▶ _TASK DIRECTIONS_:
Leave out the pictures and copy each record below exactly.

Saved entries:
-- BEGIN --
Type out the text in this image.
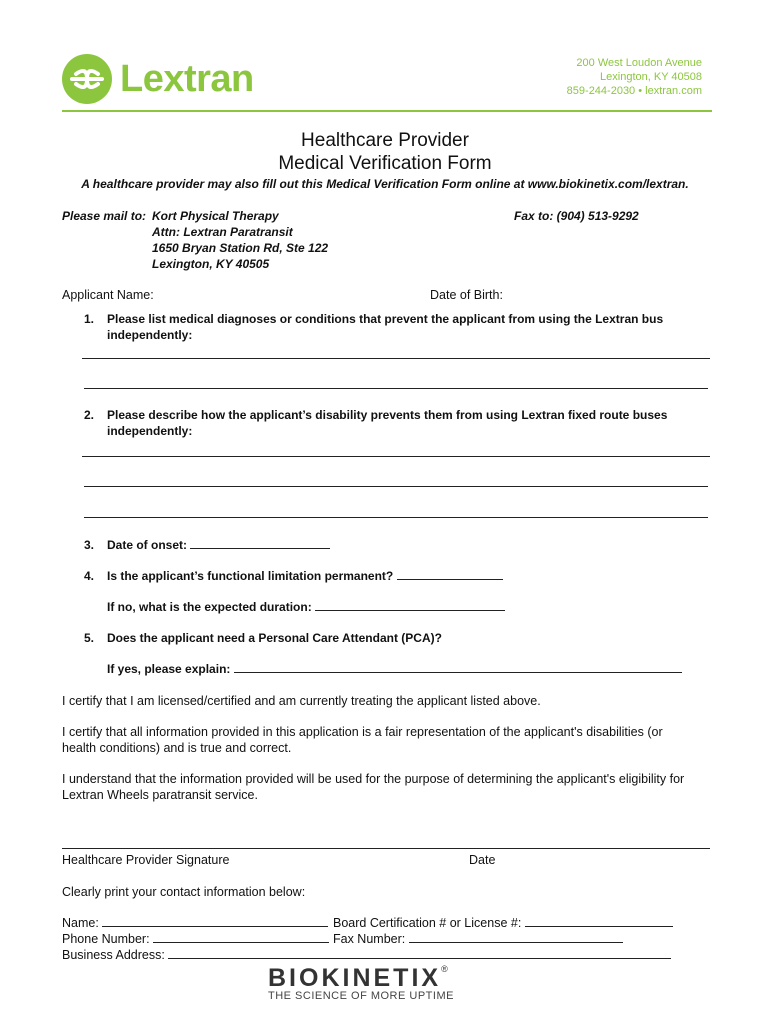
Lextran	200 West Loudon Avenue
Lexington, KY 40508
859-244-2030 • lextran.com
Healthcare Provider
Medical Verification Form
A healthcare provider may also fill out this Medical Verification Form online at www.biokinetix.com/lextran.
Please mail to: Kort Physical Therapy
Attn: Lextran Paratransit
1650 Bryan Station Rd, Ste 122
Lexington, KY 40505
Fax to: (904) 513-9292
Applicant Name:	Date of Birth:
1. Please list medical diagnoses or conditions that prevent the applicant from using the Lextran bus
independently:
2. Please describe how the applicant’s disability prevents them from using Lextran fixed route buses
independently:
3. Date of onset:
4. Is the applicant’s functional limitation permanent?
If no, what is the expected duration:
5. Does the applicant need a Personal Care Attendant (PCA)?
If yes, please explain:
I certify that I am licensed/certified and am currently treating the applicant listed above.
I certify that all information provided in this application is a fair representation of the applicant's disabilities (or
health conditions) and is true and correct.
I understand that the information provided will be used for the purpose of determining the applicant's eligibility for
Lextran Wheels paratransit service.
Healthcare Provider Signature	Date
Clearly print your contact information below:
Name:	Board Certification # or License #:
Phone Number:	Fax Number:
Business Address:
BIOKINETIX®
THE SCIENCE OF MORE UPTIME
-- END --
▶ _CORRECT OUTPUT_:
Type out the text in this image.
Lextran	200 West Loudon Avenue
Lexington, KY 40508
859-244-2030 • lextran.com
Healthcare Provider
Medical Verification Form
A healthcare provider may also fill out this Medical Verification Form online at www.biokinetix.com/lextran.
Please mail to: Kort Physical Therapy
Attn: Lextran Paratransit
1650 Bryan Station Rd, Ste 122
Lexington, KY 40505
Fax to: (904) 513-9292
Applicant Name:	Date of Birth:
1. Please list medical diagnoses or conditions that prevent the applicant from using the Lextran bus
independently:
2. Please describe how the applicant’s disability prevents them from using Lextran fixed route buses
independently:
3. Date of onset:
4. Is the applicant’s functional limitation permanent?
If no, what is the expected duration:
5. Does the applicant need a Personal Care Attendant (PCA)?
If yes, please explain:
I certify that I am licensed/certified and am currently treating the applicant listed above.
I certify that all information provided in this application is a fair representation of the applicant's disabilities (or
health conditions) and is true and correct.
I understand that the information provided will be used for the purpose of determining the applicant's eligibility for
Lextran Wheels paratransit service.
Healthcare Provider Signature	Date
Clearly print your contact information below:
Name:	Board Certification # or License #:
Phone Number:	Fax Number:
Business Address:
BIOKINETIX®
THE SCIENCE OF MORE UPTIME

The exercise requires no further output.